Which lines hold the string "kontratës"? Copy every one of them.

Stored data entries
※

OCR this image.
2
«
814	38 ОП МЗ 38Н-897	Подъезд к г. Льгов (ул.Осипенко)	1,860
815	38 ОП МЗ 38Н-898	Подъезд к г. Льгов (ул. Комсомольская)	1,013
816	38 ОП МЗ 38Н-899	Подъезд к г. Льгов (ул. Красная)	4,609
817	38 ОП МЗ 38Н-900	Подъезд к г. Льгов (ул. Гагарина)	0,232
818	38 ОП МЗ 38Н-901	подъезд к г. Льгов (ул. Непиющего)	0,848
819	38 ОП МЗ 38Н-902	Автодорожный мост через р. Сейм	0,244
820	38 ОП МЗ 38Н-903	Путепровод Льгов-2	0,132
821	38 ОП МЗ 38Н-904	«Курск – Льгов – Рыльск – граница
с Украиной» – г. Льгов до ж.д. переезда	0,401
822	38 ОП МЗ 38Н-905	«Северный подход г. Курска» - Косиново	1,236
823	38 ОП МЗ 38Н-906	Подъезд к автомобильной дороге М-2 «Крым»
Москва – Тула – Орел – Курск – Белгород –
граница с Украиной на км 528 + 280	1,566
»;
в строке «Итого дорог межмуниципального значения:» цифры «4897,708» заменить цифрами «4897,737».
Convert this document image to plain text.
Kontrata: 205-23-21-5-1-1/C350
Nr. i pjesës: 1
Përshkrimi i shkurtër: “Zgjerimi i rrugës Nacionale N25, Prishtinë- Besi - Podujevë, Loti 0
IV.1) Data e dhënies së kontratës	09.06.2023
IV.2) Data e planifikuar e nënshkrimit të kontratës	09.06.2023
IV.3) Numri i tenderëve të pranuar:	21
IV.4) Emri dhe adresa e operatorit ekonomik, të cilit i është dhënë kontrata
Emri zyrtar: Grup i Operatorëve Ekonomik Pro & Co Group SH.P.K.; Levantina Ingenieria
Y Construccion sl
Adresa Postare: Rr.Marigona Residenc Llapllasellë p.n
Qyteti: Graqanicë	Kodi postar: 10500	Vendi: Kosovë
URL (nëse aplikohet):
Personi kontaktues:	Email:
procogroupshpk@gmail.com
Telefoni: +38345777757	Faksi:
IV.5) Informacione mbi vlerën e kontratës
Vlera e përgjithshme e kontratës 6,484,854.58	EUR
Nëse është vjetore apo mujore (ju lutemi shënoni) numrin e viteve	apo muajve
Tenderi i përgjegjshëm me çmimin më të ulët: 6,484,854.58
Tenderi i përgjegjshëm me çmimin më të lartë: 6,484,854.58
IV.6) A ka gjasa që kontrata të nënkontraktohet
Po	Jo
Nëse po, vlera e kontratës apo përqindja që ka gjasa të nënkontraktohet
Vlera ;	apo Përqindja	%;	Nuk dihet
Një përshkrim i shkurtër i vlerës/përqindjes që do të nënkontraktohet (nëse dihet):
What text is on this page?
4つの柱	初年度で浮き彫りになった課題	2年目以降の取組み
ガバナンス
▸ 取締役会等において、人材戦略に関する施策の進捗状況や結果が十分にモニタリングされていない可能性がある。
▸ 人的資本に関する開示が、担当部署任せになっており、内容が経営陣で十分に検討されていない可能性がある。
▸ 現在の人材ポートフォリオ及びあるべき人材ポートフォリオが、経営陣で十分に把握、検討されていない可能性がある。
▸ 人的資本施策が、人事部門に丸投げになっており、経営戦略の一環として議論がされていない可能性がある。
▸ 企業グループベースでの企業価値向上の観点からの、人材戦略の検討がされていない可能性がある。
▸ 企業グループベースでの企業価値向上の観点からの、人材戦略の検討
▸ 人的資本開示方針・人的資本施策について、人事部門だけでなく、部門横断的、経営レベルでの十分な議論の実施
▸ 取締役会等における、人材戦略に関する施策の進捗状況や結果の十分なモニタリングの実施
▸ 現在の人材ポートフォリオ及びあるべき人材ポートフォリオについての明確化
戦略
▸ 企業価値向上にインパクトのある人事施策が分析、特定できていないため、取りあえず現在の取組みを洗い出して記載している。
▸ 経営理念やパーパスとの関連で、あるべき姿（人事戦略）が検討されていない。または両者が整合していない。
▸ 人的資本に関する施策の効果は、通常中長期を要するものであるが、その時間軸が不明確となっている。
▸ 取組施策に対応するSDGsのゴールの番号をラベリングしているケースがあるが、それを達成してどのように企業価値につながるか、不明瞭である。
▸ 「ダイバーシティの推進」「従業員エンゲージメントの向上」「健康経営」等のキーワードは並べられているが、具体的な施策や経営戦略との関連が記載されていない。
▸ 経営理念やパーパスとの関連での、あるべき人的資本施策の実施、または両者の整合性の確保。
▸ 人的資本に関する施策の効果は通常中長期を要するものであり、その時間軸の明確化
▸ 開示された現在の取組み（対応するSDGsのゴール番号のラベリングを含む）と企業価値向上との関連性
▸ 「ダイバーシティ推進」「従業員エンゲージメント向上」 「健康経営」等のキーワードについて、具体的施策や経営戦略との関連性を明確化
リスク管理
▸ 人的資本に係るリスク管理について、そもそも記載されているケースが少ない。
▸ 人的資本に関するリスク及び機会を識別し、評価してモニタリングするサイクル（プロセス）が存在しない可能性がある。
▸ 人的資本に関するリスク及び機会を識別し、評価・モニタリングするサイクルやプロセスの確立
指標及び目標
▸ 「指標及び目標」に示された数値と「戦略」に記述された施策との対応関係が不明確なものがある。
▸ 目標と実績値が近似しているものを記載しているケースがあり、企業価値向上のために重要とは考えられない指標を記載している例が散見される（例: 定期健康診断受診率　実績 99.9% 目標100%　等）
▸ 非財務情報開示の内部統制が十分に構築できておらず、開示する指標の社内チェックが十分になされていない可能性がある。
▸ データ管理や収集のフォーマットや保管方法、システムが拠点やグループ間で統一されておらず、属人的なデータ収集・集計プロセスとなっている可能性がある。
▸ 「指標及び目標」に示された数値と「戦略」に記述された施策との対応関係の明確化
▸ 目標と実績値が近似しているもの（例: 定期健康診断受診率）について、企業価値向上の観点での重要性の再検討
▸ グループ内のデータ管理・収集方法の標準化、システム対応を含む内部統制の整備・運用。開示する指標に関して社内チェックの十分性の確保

※

WRITTEN SOLUTION:
IV.1) Data e dhënies së kontratës	09.06.2023
IV.2) Data e planifikuar e nënshkrimit të kontratës	09.06.2023
IV.5) Informacione mbi vlerën e kontratës
Vlera e përgjithshme e kontratës 6,484,854.58	EUR
Nëse po, vlera e kontratës apo përqindja që ka gjasa të nënkontraktohet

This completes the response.